* **WHAT YOU NEED TO DO**:
For each line that holds "Lepton", copy the line out.

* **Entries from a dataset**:
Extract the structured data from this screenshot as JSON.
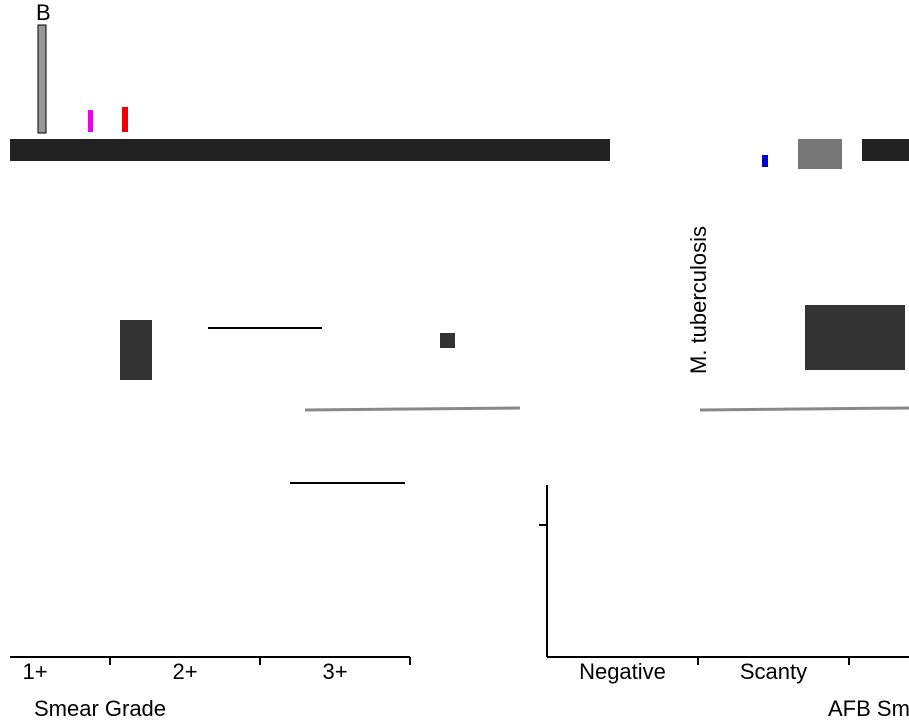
{
  "chart_data": [
    {
      "type": "scatter",
      "panel_label": "B",
      "categories": [
        "1+",
        "2+",
        "3+"
      ],
      "x_label": "Smear Grade"
    },
    {
      "type": "scatter",
      "categories": [
        "Negative",
        "Scanty"
      ],
      "x_label": "AFB Smear Grade",
      "y_label": "M. tuberculosis"
    }
  ]
}
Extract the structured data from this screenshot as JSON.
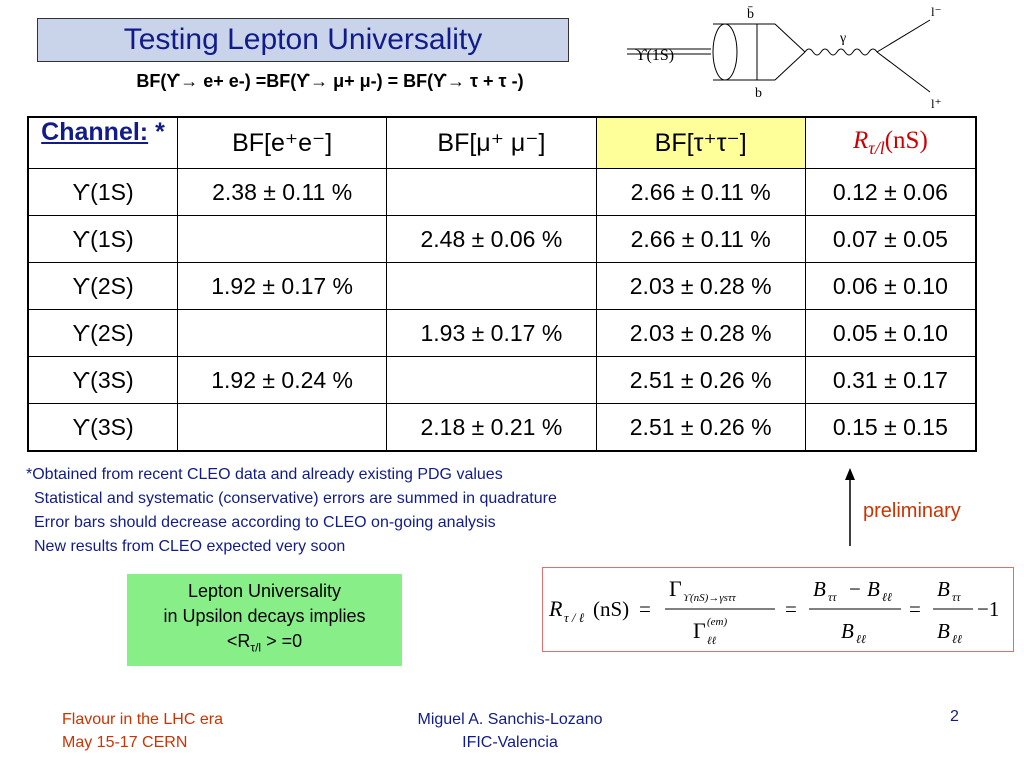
{
  "title": "Testing Lepton Universality",
  "subtitle": "BF(ϒ→ e+ e-) =BF(ϒ→ μ+ μ-) = BF(ϒ→ τ + τ -)",
  "diagram": {
    "upsilon_label": "ϒ(1S)",
    "bbar_label": "b̄",
    "b_label": "b",
    "gamma_label": "γ",
    "l_top_label": "l⁻",
    "l_bottom_label": "l⁺"
  },
  "table": {
    "channel_header": "Channel:",
    "channel_star": "*",
    "col_ee": "BF[e⁺e⁻]",
    "col_mumu": "BF[μ⁺ μ⁻]",
    "col_tautau": "BF[τ⁺τ⁻]",
    "col_ratio_R": "R",
    "col_ratio_sub": "τ/l",
    "col_ratio_nS": "(nS)",
    "rows": [
      {
        "channel": "ϒ(1S)",
        "ee": "2.38 ± 0.11 %",
        "mumu": "",
        "tautau": "2.66 ± 0.11 %",
        "ratio": "0.12 ± 0.06"
      },
      {
        "channel": "ϒ(1S)",
        "ee": "",
        "mumu": "2.48 ± 0.06 %",
        "tautau": "2.66 ± 0.11 %",
        "ratio": "0.07 ± 0.05"
      },
      {
        "channel": "ϒ(2S)",
        "ee": "1.92 ± 0.17 %",
        "mumu": "",
        "tautau": "2.03 ± 0.28 %",
        "ratio": "0.06 ± 0.10"
      },
      {
        "channel": "ϒ(2S)",
        "ee": "",
        "mumu": "1.93 ± 0.17 %",
        "tautau": "2.03 ± 0.28 %",
        "ratio": "0.05 ± 0.10"
      },
      {
        "channel": "ϒ(3S)",
        "ee": "1.92 ± 0.24 %",
        "mumu": "",
        "tautau": "2.51 ± 0.26 %",
        "ratio": "0.31 ± 0.17"
      },
      {
        "channel": "ϒ(3S)",
        "ee": "",
        "mumu": "2.18 ± 0.21 %",
        "tautau": "2.51 ± 0.26 %",
        "ratio": "0.15 ± 0.15"
      }
    ]
  },
  "notes": [
    "*Obtained from recent CLEO data and already existing PDG values",
    "Statistical and systematic (conservative) errors are summed in quadrature",
    "Error bars should decrease according to CLEO on-going analysis",
    "New results from CLEO expected very soon"
  ],
  "preliminary": "preliminary",
  "green_box": {
    "line1": "Lepton Universality",
    "line2": "in Upsilon decays implies",
    "line3_prefix": "<R",
    "line3_sub": "τ/l",
    "line3_suffix": " > =0"
  },
  "formula": {
    "R": "R",
    "R_sub": "τ / ℓ",
    "nS": "(nS)",
    "eq": "=",
    "gamma": "Γ",
    "num_sub": "ϒ(nS)→γsττ",
    "den_sup": "(em)",
    "den_sub": "ℓℓ",
    "B": "B",
    "sub_tt": "ττ",
    "sub_ll": "ℓℓ",
    "minus": "−",
    "minus_one": "−1"
  },
  "footer": {
    "left_line1": "Flavour in the LHC era",
    "left_line2": "May 15-17 CERN",
    "mid_line1": "Miguel A. Sanchis-Lozano",
    "mid_line2": "IFIC-Valencia",
    "page": "2"
  }
}
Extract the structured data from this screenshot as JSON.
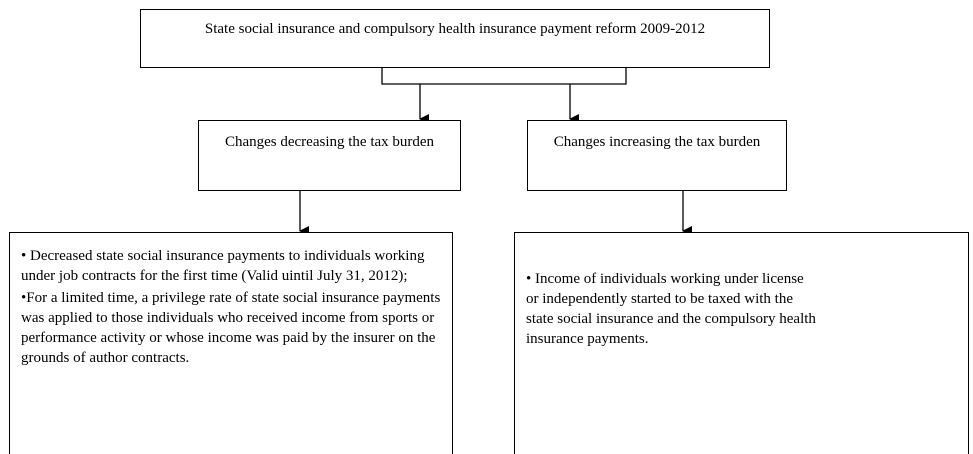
{
  "title": "State social insurance and compulsory health insurance payment reform 2009-2012",
  "branches": [
    {
      "label": "Changes decreasing the tax burden",
      "items": [
        "• Decreased state social insurance payments to individuals working under job contracts for the first time (Valid uintil July 31, 2012);",
        "•For a limited time, a privilege rate of state social insurance payments was applied to those individuals who received income from sports or performance activity or whose income was paid by the insurer on the grounds of author contracts."
      ]
    },
    {
      "label": "Changes increasing the tax burden",
      "items": [
        "• Income of individuals working under license or independently started to be taxed with the state social insurance and the compulsory health insurance payments."
      ]
    }
  ]
}
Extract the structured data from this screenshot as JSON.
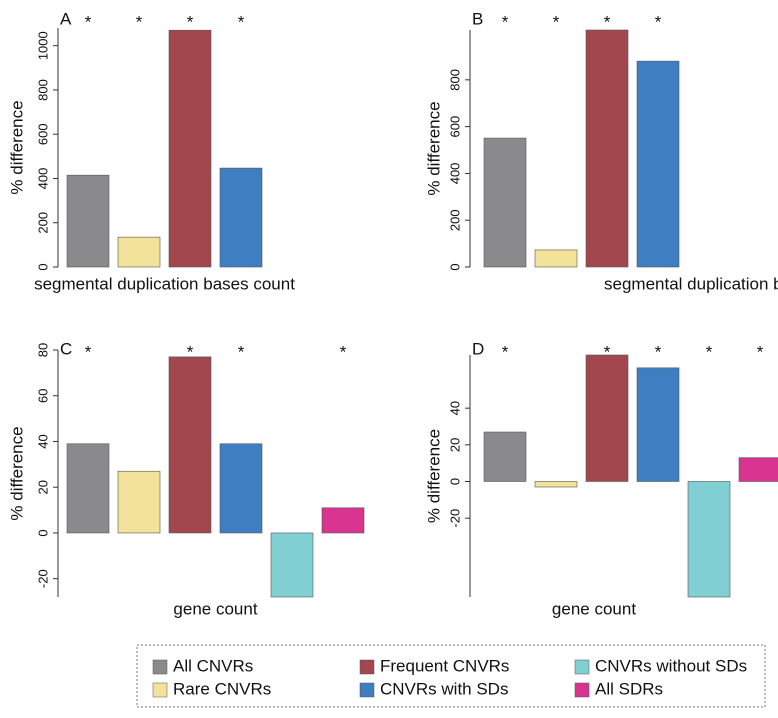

* **WRITTEN SOLUTION**:
  "title": "Testing Lepton Universality",
    "line1": "Lepton Universality",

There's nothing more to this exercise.